## To be done
Keep every line where the word "color" appears; drop the rest.

## Stored records
☆ ☆ ☆ ☆

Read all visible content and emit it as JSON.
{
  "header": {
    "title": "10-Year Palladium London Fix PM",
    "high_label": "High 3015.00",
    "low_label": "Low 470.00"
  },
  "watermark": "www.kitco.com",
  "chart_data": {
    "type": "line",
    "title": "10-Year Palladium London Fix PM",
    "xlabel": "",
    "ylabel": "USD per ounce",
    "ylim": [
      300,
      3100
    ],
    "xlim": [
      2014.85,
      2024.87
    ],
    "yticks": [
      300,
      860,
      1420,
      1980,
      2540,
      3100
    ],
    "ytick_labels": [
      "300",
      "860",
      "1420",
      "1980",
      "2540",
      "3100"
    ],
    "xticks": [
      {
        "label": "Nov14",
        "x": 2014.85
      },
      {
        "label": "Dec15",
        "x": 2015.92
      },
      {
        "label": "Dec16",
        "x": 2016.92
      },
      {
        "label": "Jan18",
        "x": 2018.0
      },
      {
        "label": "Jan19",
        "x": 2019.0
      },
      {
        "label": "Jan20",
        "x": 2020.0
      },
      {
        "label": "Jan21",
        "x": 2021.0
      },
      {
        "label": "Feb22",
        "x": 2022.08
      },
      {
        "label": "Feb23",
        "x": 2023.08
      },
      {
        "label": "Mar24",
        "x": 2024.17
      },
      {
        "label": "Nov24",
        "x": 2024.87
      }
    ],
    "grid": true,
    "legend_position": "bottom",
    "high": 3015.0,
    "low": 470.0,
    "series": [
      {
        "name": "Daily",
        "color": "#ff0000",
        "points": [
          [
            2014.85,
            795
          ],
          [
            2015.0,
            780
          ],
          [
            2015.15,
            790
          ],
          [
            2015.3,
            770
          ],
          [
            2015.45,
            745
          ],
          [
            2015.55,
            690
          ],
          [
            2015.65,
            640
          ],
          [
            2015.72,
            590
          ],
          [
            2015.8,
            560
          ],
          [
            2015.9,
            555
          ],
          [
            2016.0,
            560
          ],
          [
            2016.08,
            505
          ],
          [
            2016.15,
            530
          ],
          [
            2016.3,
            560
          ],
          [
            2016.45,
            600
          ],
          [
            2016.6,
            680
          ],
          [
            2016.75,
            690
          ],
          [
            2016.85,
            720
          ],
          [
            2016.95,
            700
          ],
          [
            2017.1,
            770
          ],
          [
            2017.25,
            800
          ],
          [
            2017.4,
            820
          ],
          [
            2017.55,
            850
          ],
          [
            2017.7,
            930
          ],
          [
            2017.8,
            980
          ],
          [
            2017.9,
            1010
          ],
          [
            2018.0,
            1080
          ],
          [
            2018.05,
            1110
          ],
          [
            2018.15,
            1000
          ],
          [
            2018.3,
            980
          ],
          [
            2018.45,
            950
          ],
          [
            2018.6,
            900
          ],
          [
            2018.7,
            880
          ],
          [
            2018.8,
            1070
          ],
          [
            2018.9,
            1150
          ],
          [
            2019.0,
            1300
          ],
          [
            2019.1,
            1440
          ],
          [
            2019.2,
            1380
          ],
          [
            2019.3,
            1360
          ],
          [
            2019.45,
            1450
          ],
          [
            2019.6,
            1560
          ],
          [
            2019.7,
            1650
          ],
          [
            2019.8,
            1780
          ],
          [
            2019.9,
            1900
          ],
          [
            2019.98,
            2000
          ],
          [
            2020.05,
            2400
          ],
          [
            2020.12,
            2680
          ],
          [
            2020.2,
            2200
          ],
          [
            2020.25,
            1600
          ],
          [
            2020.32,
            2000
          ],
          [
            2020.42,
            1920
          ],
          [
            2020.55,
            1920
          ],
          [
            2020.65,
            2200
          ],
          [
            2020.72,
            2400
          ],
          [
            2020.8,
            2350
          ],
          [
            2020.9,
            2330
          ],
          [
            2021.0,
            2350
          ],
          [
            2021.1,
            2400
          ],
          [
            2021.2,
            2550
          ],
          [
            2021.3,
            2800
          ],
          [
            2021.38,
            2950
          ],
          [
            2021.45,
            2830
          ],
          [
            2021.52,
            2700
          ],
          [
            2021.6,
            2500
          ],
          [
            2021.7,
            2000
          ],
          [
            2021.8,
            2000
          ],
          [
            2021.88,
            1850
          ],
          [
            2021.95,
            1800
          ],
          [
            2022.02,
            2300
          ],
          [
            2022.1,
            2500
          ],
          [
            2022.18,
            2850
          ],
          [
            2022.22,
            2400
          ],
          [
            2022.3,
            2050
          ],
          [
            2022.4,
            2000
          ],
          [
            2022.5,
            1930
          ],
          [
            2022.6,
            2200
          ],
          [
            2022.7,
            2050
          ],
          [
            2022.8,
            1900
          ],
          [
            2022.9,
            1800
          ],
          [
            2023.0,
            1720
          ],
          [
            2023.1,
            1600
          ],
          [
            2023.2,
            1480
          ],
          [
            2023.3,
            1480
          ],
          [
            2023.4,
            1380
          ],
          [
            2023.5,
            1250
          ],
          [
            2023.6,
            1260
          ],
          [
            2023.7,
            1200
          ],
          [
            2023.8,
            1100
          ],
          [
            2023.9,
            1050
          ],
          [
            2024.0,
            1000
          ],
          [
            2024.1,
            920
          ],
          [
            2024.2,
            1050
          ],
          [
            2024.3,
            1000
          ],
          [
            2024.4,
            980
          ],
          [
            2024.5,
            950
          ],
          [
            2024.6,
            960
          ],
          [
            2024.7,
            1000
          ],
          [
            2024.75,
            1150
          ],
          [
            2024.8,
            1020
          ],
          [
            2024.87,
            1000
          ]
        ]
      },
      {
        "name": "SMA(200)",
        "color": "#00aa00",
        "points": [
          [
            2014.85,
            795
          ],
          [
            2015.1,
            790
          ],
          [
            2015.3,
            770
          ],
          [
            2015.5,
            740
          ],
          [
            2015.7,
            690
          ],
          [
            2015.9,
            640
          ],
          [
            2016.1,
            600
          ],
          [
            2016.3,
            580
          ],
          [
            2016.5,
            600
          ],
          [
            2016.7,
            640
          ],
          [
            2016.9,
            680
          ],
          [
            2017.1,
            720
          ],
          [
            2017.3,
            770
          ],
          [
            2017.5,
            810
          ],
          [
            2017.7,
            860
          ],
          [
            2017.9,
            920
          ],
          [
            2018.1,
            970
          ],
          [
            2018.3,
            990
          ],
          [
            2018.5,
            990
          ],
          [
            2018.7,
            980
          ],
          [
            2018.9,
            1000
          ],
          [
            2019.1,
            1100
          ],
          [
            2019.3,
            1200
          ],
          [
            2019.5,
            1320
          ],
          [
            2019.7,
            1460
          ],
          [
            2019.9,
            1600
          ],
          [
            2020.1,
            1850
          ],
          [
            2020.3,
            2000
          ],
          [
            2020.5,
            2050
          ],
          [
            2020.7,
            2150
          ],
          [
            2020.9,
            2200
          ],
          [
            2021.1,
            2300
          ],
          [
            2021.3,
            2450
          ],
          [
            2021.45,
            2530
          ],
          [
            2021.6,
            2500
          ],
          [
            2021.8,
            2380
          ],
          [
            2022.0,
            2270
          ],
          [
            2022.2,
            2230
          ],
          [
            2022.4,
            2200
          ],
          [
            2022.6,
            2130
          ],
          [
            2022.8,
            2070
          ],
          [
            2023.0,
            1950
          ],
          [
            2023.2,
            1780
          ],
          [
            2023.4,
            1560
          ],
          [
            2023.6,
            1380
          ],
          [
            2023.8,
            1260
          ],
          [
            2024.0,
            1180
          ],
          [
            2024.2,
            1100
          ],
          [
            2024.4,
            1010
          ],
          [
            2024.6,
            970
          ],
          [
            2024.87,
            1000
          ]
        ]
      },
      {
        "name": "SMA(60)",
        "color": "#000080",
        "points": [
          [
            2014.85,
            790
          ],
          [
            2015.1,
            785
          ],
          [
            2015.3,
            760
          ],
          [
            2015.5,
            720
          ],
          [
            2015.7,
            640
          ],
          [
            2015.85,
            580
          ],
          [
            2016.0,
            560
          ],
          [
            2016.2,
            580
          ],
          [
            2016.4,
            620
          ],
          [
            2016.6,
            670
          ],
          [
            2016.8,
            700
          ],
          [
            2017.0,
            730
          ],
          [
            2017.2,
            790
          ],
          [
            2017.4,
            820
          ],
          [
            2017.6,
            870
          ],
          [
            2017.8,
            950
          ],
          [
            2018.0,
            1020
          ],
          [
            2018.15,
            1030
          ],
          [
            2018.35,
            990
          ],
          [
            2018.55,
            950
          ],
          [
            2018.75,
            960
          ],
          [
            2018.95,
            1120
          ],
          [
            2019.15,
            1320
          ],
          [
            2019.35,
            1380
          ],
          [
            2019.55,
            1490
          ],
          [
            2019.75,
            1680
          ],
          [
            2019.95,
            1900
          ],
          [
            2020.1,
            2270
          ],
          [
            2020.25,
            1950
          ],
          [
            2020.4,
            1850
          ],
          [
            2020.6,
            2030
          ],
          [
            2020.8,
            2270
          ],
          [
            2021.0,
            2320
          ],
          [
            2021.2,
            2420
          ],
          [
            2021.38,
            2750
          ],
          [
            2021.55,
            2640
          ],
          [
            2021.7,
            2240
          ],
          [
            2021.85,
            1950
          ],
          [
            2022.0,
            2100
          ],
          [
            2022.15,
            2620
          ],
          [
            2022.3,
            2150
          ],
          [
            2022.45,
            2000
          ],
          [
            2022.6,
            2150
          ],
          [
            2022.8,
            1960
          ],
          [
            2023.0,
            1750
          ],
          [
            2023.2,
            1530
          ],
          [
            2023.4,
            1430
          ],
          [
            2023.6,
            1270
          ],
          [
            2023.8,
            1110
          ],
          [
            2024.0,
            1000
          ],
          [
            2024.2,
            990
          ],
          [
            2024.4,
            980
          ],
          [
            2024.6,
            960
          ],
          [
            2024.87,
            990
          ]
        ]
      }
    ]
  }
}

☆ ☆ ☆ ☆

## Exercise output
        "color": "#ff0000",
        "color": "#00aa00",
        "color": "#000080",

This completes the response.